(MATERIAL PROVIDED)
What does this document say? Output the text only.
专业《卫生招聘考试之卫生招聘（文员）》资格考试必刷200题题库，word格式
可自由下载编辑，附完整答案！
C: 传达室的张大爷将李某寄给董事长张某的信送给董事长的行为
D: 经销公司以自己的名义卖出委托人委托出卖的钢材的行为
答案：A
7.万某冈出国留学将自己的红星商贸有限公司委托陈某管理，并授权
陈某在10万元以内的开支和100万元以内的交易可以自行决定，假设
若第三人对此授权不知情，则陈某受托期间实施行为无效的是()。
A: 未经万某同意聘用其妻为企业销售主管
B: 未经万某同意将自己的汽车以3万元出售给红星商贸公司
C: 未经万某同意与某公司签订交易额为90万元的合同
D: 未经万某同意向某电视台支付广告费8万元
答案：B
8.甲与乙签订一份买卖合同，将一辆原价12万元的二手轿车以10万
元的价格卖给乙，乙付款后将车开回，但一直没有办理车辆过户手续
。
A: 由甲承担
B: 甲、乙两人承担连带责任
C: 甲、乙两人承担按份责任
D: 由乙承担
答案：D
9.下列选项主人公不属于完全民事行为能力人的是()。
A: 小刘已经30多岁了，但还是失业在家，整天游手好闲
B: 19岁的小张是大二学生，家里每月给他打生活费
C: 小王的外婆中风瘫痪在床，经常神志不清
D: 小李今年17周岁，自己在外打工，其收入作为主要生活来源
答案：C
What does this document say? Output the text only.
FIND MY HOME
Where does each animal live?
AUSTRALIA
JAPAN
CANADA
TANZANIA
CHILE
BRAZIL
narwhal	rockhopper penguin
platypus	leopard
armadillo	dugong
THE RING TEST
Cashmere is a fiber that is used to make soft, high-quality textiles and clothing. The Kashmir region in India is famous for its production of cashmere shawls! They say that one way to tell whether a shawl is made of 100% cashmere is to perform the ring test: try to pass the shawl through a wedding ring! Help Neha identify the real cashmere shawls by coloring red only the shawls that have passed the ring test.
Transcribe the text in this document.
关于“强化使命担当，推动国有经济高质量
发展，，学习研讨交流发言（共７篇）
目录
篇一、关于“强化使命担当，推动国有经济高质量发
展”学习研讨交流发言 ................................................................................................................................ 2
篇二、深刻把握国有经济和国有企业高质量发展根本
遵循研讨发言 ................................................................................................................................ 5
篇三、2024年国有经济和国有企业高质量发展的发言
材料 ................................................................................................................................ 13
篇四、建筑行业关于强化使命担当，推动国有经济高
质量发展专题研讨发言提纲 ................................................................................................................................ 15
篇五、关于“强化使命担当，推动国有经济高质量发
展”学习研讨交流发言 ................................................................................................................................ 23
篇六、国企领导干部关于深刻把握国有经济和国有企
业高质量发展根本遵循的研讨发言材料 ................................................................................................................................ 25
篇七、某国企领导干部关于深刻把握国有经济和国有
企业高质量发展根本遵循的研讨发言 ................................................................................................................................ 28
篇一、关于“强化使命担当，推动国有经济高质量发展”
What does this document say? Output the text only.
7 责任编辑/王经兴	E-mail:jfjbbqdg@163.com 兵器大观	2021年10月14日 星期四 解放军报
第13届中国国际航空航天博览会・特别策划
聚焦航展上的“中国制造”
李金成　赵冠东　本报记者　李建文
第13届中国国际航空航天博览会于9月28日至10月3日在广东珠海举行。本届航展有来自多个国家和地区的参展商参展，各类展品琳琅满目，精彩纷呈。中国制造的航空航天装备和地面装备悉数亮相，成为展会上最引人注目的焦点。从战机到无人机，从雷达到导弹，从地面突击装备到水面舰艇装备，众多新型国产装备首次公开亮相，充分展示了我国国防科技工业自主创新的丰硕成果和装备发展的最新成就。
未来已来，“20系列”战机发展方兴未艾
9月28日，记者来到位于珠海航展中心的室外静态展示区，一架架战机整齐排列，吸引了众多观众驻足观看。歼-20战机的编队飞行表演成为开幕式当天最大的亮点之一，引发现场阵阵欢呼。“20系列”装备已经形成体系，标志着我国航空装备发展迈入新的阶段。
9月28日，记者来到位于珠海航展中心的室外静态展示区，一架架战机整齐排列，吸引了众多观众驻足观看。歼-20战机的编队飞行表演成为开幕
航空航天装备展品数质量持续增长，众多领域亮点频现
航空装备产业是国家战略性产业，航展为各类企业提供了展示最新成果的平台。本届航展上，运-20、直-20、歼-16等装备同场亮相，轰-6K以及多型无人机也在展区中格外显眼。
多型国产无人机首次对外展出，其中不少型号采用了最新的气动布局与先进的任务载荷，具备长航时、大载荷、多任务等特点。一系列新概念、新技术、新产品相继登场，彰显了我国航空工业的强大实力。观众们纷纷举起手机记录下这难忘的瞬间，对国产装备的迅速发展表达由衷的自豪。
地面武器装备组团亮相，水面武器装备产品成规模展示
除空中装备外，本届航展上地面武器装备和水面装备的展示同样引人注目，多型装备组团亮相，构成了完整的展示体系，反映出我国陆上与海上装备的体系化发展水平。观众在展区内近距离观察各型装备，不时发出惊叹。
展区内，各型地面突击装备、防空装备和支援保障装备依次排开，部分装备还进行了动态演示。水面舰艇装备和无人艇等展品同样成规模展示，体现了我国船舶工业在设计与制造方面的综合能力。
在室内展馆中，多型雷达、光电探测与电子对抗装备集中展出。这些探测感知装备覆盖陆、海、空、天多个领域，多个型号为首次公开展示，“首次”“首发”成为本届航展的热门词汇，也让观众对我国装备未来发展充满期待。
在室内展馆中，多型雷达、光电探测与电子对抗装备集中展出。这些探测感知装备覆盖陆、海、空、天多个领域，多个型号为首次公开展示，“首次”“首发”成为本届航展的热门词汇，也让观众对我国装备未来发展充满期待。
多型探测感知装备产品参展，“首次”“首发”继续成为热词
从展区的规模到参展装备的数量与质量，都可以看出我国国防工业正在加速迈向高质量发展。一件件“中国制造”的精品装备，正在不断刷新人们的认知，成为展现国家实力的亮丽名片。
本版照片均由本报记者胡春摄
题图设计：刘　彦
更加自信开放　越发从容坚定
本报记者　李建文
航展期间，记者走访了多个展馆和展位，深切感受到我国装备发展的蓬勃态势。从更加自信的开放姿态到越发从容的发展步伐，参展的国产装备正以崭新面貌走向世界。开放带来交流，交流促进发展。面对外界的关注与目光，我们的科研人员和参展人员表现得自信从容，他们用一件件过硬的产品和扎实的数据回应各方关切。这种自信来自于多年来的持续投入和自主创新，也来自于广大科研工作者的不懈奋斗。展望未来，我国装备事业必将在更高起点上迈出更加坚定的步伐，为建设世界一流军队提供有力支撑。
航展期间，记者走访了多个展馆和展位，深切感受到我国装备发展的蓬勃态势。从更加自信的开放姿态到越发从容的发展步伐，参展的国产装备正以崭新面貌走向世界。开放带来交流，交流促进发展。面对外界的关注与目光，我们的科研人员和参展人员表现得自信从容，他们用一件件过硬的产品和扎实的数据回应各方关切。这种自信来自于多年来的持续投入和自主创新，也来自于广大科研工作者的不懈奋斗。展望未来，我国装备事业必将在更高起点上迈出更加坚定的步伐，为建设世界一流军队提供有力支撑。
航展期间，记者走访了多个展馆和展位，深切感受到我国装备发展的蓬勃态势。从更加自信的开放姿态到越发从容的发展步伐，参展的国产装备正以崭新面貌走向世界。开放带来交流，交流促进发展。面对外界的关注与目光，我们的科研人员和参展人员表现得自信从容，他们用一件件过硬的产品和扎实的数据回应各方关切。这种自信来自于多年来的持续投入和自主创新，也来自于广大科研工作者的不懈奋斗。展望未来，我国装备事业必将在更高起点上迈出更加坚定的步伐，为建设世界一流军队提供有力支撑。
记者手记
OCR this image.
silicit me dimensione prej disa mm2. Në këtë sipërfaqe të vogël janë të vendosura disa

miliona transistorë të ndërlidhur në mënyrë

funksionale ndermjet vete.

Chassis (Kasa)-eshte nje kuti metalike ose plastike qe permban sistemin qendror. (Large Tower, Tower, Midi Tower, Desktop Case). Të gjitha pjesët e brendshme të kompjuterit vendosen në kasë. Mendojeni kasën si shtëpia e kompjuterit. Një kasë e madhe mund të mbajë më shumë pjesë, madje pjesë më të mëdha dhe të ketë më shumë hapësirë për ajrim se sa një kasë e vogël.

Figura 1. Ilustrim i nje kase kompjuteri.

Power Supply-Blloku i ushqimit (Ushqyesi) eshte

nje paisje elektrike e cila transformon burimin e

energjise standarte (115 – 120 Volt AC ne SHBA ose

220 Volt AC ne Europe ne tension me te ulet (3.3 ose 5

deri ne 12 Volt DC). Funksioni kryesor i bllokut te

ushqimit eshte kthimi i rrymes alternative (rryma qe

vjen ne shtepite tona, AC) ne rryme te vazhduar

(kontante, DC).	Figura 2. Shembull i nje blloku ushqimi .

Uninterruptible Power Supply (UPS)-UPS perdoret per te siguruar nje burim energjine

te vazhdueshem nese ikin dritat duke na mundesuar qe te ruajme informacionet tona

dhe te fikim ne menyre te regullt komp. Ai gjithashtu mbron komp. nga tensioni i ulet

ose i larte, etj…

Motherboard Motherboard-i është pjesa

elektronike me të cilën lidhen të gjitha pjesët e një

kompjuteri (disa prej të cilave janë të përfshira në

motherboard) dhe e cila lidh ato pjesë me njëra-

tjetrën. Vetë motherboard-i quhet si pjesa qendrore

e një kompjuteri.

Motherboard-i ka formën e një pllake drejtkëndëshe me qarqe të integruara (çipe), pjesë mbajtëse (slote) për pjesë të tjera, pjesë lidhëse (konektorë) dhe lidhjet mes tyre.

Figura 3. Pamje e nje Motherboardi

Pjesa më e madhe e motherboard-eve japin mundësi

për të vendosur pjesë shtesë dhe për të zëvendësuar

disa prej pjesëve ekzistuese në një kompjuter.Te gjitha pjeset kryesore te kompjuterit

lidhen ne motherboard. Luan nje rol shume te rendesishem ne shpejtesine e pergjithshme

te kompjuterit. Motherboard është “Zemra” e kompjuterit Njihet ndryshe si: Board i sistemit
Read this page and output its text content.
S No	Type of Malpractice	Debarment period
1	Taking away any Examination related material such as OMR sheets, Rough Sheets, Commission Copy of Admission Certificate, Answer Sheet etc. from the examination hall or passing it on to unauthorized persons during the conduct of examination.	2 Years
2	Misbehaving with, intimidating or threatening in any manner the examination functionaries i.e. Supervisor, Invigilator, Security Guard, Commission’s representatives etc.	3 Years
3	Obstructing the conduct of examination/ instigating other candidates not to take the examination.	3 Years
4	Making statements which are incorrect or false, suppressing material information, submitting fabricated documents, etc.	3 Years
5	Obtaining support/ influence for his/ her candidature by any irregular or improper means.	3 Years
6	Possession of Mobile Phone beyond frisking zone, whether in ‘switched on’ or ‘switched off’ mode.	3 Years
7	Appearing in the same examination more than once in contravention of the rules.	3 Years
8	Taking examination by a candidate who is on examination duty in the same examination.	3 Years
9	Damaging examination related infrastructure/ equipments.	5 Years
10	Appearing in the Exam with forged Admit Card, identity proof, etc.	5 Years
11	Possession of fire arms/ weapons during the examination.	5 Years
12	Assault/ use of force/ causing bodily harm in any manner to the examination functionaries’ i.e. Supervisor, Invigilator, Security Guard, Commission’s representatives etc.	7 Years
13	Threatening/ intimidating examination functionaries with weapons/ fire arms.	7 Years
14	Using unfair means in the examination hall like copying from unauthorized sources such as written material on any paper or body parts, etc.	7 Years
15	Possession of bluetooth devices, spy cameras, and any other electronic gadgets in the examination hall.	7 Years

(WHAT YOU SHOULD DO)
Scan the material line by line and report each one that contains "disa".

(SOLUTION FOR THIS TASK)
silicit me dimensione prej disa mm2. Në këtë sipërfaqe të vogël janë të vendosura disa
kompjuteri (disa prej të cilave janë të përfshira në
disa prej pjesëve ekzistuese në një kompjuter.Te gjitha pjeset kryesore te kompjuterit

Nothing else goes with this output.